[START OF Supplied material]

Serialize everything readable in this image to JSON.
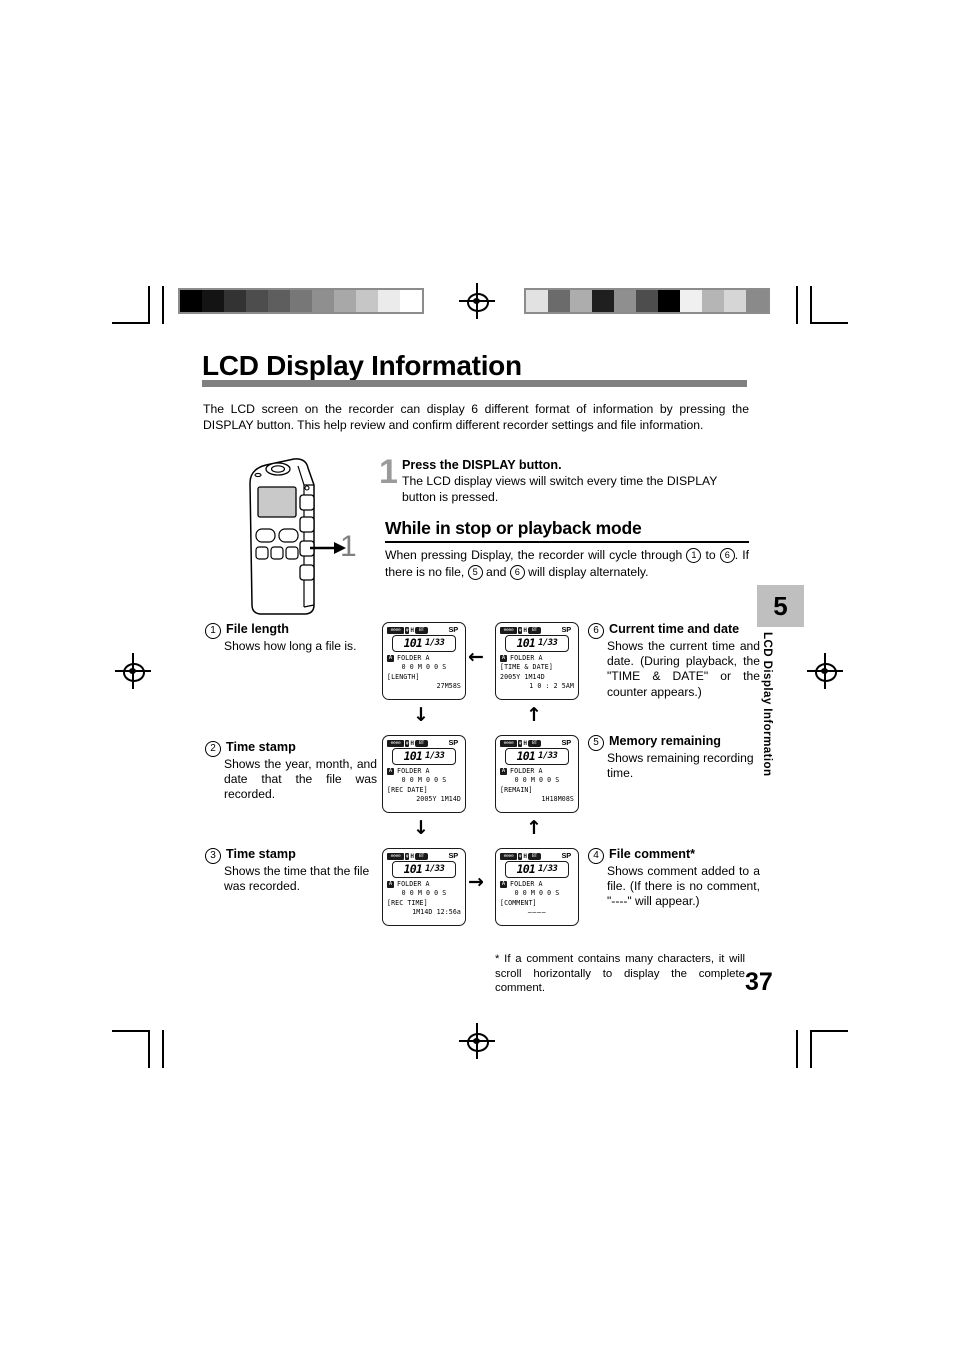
{
  "document": {
    "title": "LCD Display Information",
    "intro": "The LCD screen on the recorder can display 6 different format of information by pressing the DISPLAY button. This help review and confirm different recorder settings and file information.",
    "page_number": "37"
  },
  "chapter_tab": {
    "number": "5",
    "label": "LCD Display Information"
  },
  "step": {
    "number": "1",
    "title_pre": "Press the ",
    "title_strong": "DISPLAY",
    "title_post": " button.",
    "body": "The LCD display views will switch every time the DISPLAY button is pressed."
  },
  "section": {
    "heading": "While in stop or playback mode",
    "body_part1": "When pressing Display, the recorder will cycle through ",
    "body_c1": "1",
    "body_part2": " to ",
    "body_c6": "6",
    "body_part3": ". If there is no file, ",
    "body_c5": "5",
    "body_part4": " and ",
    "body_c6b": "6",
    "body_part5": " will display alternately."
  },
  "callout": {
    "number": "1"
  },
  "items": [
    {
      "num": "1",
      "title": "File length",
      "desc": "Shows how long a file is."
    },
    {
      "num": "2",
      "title": "Time stamp",
      "desc": "Shows the year, month, and date that the file was recorded."
    },
    {
      "num": "3",
      "title": "Time stamp",
      "desc": "Shows the time that the file was recorded."
    },
    {
      "num": "4",
      "title": "File comment*",
      "desc": "Shows comment added to a file. (If there is no comment, \"----\" will appear.)"
    },
    {
      "num": "5",
      "title": "Memory remaining",
      "desc": "Shows remaining recording time."
    },
    {
      "num": "6",
      "title": "Current time and date",
      "desc": "Shows the current time and date. (During playback, the \"TIME & DATE\" or the counter appears.)"
    }
  ],
  "lcd_screens": [
    {
      "id": "lcd-file-length",
      "mode": "SP",
      "file_number": "101",
      "file_total": "1/33",
      "folder_badge": "A",
      "folder": "FOLDER A",
      "counter": "0 0 M 0 0 S",
      "field_label": "[LENGTH]",
      "value": "27M58S"
    },
    {
      "id": "lcd-time-date",
      "mode": "SP",
      "file_number": "101",
      "file_total": "1/33",
      "folder_badge": "A",
      "folder": "FOLDER A",
      "counter": "",
      "field_label": "[TIME & DATE]",
      "value_line1": "2005Y 1M14D",
      "value": "1 0 : 2 5AM"
    },
    {
      "id": "lcd-rec-date",
      "mode": "SP",
      "file_number": "101",
      "file_total": "1/33",
      "folder_badge": "A",
      "folder": "FOLDER A",
      "counter": "0 0 M 0 0 S",
      "field_label": "[REC DATE]",
      "value": "2005Y 1M14D"
    },
    {
      "id": "lcd-remain",
      "mode": "SP",
      "file_number": "101",
      "file_total": "1/33",
      "folder_badge": "A",
      "folder": "FOLDER A",
      "counter": "0 0 M 0 0 S",
      "field_label": "[REMAIN]",
      "value": "1H18M08S"
    },
    {
      "id": "lcd-rec-time",
      "mode": "SP",
      "file_number": "101",
      "file_total": "1/33",
      "folder_badge": "A",
      "folder": "FOLDER A",
      "counter": "0 0 M 0 0 S",
      "field_label": "[REC TIME]",
      "value": "1M14D 12:56a"
    },
    {
      "id": "lcd-comment",
      "mode": "SP",
      "file_number": "101",
      "file_total": "1/33",
      "folder_badge": "A",
      "folder": "FOLDER A",
      "counter": "0 0 M 0 0 S",
      "field_label": "[COMMENT]",
      "value": "————"
    }
  ],
  "lcd_icons": {
    "rec_indicator": "eeee",
    "mic": "ψ",
    "hq": "H",
    "battery": "BT"
  },
  "arrows": {
    "left": "←",
    "right": "→",
    "down": "↓",
    "up": "↑"
  },
  "footnote": "* If a comment contains many characters, it will scroll horizontally to display the complete comment.",
  "registration": {
    "wedge_left": [
      "#000000",
      "#141414",
      "#333333",
      "#4d4d4d",
      "#5e5e5e",
      "#777777",
      "#8f8f8f",
      "#a8a8a8",
      "#c6c6c6",
      "#ebebeb",
      "#ffffff"
    ],
    "wedge_right": [
      "#e2e2e2",
      "#6b6b6b",
      "#adadad",
      "#1f1f1f",
      "#8f8f8f",
      "#4d4d4d",
      "#000000",
      "#f0f0f0",
      "#b5b5b5",
      "#d6d6d6",
      "#8a8a8a"
    ]
  }
}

[END OF Supplied material]

Set exercise:
Take the listing and print it again exactly, but without any pictures.

The reply:
Serialize everything readable in this image to JSON.
{
  "document": {
    "title": "LCD Display Information",
    "intro": "The LCD screen on the recorder can display 6 different format of information by pressing the DISPLAY button. This help review and confirm different recorder settings and file information.",
    "page_number": "37"
  },
  "chapter_tab": {
    "number": "5",
    "label": "LCD Display Information"
  },
  "step": {
    "number": "1",
    "title_pre": "Press the ",
    "title_strong": "DISPLAY",
    "title_post": " button.",
    "body": "The LCD display views will switch every time the DISPLAY button is pressed."
  },
  "section": {
    "heading": "While in stop or playback mode",
    "body_part1": "When pressing Display, the recorder will cycle through ",
    "body_c1": "1",
    "body_part2": " to ",
    "body_c6": "6",
    "body_part3": ". If there is no file, ",
    "body_c5": "5",
    "body_part4": " and ",
    "body_c6b": "6",
    "body_part5": " will display alternately."
  },
  "callout": {
    "number": "1"
  },
  "items": [
    {
      "num": "1",
      "title": "File length",
      "desc": "Shows how long a file is."
    },
    {
      "num": "2",
      "title": "Time stamp",
      "desc": "Shows the year, month, and date that the file was recorded."
    },
    {
      "num": "3",
      "title": "Time stamp",
      "desc": "Shows the time that the file was recorded."
    },
    {
      "num": "4",
      "title": "File comment*",
      "desc": "Shows comment added to a file. (If there is no comment, \"----\" will appear.)"
    },
    {
      "num": "5",
      "title": "Memory remaining",
      "desc": "Shows remaining recording time."
    },
    {
      "num": "6",
      "title": "Current time and date",
      "desc": "Shows the current time and date. (During playback, the \"TIME & DATE\" or the counter appears.)"
    }
  ],
  "lcd_screens": [
    {
      "id": "lcd-file-length",
      "mode": "SP",
      "file_number": "101",
      "file_total": "1/33",
      "folder_badge": "A",
      "folder": "FOLDER A",
      "counter": "0 0 M 0 0 S",
      "field_label": "[LENGTH]",
      "value": "27M58S"
    },
    {
      "id": "lcd-time-date",
      "mode": "SP",
      "file_number": "101",
      "file_total": "1/33",
      "folder_badge": "A",
      "folder": "FOLDER A",
      "counter": "",
      "field_label": "[TIME & DATE]",
      "value_line1": "2005Y 1M14D",
      "value": "1 0 : 2 5AM"
    },
    {
      "id": "lcd-rec-date",
      "mode": "SP",
      "file_number": "101",
      "file_total": "1/33",
      "folder_badge": "A",
      "folder": "FOLDER A",
      "counter": "0 0 M 0 0 S",
      "field_label": "[REC DATE]",
      "value": "2005Y 1M14D"
    },
    {
      "id": "lcd-remain",
      "mode": "SP",
      "file_number": "101",
      "file_total": "1/33",
      "folder_badge": "A",
      "folder": "FOLDER A",
      "counter": "0 0 M 0 0 S",
      "field_label": "[REMAIN]",
      "value": "1H18M08S"
    },
    {
      "id": "lcd-rec-time",
      "mode": "SP",
      "file_number": "101",
      "file_total": "1/33",
      "folder_badge": "A",
      "folder": "FOLDER A",
      "counter": "0 0 M 0 0 S",
      "field_label": "[REC TIME]",
      "value": "1M14D 12:56a"
    },
    {
      "id": "lcd-comment",
      "mode": "SP",
      "file_number": "101",
      "file_total": "1/33",
      "folder_badge": "A",
      "folder": "FOLDER A",
      "counter": "0 0 M 0 0 S",
      "field_label": "[COMMENT]",
      "value": "————"
    }
  ],
  "lcd_icons": {
    "rec_indicator": "eeee",
    "mic": "ψ",
    "hq": "H",
    "battery": "BT"
  },
  "arrows": {
    "left": "←",
    "right": "→",
    "down": "↓",
    "up": "↑"
  },
  "footnote": "* If a comment contains many characters, it will scroll horizontally to display the complete comment.",
  "registration": {
    "wedge_left": [
      "#000000",
      "#141414",
      "#333333",
      "#4d4d4d",
      "#5e5e5e",
      "#777777",
      "#8f8f8f",
      "#a8a8a8",
      "#c6c6c6",
      "#ebebeb",
      "#ffffff"
    ],
    "wedge_right": [
      "#e2e2e2",
      "#6b6b6b",
      "#adadad",
      "#1f1f1f",
      "#8f8f8f",
      "#4d4d4d",
      "#000000",
      "#f0f0f0",
      "#b5b5b5",
      "#d6d6d6",
      "#8a8a8a"
    ]
  }
}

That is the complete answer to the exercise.